TASK INPUTS:
▼

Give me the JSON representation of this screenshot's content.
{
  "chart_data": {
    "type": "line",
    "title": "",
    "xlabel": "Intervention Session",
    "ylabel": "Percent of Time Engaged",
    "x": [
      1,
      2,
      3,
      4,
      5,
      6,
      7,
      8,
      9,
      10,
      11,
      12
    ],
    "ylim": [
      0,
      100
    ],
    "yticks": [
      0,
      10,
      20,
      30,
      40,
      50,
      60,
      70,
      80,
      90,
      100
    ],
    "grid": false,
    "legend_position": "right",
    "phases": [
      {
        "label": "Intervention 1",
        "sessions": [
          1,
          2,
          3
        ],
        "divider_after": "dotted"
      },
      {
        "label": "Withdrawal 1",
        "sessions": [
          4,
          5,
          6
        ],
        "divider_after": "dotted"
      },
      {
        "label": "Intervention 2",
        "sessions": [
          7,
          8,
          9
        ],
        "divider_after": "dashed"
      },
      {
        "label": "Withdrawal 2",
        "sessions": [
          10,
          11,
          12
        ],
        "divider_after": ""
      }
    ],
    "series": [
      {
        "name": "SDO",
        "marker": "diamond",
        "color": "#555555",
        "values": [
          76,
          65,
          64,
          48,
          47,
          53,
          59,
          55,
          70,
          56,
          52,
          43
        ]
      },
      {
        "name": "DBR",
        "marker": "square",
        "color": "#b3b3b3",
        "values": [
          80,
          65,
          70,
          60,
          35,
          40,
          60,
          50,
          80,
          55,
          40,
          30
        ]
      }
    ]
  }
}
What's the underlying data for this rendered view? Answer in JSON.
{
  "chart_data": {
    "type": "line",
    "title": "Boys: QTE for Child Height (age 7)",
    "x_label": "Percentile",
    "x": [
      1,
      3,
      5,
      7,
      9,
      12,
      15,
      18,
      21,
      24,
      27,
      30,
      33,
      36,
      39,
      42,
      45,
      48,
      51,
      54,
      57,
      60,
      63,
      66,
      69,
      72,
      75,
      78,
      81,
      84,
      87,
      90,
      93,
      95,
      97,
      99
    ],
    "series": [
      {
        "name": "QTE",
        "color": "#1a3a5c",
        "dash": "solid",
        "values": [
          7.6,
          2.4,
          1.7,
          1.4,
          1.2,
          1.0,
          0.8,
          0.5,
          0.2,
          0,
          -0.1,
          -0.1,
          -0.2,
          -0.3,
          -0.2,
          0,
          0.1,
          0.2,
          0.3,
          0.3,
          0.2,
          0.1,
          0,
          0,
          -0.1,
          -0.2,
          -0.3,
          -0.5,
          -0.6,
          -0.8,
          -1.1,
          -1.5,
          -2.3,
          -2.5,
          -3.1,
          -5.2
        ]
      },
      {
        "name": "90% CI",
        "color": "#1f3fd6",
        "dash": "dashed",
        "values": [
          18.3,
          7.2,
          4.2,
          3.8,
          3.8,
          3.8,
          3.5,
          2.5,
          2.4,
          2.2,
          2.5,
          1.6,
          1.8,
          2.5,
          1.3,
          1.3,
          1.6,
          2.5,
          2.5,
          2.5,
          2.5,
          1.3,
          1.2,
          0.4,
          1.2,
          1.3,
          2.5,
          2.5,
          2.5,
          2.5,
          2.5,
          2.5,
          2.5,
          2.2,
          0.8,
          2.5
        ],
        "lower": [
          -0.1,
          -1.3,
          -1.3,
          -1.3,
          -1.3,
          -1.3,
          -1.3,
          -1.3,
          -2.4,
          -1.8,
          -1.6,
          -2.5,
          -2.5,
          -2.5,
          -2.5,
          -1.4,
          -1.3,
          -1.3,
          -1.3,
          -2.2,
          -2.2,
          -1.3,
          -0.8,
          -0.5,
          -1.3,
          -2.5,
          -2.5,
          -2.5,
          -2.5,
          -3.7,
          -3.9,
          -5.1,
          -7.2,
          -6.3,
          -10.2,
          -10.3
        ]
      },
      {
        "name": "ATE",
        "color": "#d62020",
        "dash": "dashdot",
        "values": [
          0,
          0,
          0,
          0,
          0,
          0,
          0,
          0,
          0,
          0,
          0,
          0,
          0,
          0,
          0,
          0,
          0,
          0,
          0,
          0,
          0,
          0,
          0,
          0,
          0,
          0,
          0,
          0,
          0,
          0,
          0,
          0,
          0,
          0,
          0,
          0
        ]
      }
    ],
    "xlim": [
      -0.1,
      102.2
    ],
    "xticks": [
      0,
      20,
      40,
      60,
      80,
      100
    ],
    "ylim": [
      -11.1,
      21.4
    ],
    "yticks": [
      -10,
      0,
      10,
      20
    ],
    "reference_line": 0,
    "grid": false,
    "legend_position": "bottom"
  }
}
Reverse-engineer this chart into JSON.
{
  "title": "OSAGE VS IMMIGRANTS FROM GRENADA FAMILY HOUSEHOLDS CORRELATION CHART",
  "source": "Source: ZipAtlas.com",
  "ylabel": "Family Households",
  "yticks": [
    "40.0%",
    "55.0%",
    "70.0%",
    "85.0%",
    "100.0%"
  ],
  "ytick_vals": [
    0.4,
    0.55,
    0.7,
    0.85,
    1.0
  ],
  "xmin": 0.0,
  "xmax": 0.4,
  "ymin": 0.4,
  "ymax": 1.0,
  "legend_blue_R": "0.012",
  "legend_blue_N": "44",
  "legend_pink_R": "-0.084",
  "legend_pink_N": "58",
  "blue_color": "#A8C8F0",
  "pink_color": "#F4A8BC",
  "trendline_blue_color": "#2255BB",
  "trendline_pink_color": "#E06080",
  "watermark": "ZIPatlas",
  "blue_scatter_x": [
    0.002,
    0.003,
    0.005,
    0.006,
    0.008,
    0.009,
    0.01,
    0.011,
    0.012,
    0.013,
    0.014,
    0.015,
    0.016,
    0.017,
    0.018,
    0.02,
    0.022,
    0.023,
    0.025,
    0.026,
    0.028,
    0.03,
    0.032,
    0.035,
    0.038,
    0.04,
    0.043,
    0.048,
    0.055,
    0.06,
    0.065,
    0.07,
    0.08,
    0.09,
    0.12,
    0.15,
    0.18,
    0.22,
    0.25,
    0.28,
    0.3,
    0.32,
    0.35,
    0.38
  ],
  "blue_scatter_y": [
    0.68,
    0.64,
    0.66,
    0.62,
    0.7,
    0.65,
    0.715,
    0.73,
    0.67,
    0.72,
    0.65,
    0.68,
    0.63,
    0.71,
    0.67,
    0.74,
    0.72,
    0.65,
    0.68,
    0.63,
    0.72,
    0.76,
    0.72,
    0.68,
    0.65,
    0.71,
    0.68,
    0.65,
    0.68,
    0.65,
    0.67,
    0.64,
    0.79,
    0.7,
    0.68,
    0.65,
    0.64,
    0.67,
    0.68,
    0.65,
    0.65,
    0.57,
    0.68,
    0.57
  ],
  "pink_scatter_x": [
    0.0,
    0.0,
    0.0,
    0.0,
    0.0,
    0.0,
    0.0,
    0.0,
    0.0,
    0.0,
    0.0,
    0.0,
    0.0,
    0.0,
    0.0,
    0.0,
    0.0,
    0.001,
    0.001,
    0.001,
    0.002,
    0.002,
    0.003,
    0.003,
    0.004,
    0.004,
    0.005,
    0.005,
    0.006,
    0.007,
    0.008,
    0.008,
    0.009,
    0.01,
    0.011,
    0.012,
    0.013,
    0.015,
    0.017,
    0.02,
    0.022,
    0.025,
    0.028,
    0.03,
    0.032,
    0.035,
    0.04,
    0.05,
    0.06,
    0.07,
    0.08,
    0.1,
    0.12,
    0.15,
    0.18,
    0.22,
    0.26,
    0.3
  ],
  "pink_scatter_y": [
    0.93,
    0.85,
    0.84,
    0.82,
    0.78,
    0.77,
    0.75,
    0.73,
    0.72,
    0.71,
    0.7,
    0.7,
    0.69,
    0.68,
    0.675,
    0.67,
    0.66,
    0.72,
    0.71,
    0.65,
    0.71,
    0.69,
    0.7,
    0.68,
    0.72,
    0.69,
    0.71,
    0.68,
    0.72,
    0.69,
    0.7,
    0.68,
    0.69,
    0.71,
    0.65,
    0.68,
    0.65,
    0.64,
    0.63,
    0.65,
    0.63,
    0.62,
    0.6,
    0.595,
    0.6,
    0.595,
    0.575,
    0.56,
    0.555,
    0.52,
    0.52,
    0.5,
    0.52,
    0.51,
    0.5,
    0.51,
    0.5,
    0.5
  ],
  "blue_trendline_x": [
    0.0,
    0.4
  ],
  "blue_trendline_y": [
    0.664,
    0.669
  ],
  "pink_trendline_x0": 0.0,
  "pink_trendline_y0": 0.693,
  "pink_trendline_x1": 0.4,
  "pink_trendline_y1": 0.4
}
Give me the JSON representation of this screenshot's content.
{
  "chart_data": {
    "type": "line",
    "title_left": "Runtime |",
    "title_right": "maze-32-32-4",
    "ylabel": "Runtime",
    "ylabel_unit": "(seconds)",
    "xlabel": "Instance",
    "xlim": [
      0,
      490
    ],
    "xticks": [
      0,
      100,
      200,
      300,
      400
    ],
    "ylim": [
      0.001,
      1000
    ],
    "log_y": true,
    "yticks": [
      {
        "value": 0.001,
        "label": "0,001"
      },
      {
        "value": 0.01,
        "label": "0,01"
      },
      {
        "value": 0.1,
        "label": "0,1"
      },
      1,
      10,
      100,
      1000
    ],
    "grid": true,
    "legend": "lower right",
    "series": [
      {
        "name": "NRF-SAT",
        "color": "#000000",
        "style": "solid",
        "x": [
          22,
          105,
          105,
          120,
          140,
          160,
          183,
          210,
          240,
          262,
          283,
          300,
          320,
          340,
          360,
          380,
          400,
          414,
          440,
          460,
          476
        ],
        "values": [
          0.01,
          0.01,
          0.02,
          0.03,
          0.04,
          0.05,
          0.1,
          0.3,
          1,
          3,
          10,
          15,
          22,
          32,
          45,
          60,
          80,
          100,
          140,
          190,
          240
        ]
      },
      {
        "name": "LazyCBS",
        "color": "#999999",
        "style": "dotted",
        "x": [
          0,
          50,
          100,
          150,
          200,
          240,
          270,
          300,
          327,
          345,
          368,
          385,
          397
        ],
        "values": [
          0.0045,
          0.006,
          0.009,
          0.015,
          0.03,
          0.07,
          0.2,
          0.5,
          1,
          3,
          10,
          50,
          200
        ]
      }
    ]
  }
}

▲

WHAT NEEDS TO BE DONE: Gather from the records above every line containing the string "JSON".

SOLUTION:
Give me the JSON representation of this screenshot's content.
What's the underlying data for this rendered view? Answer in JSON.
Reverse-engineer this chart into JSON.
Give me the JSON representation of this screenshot's content.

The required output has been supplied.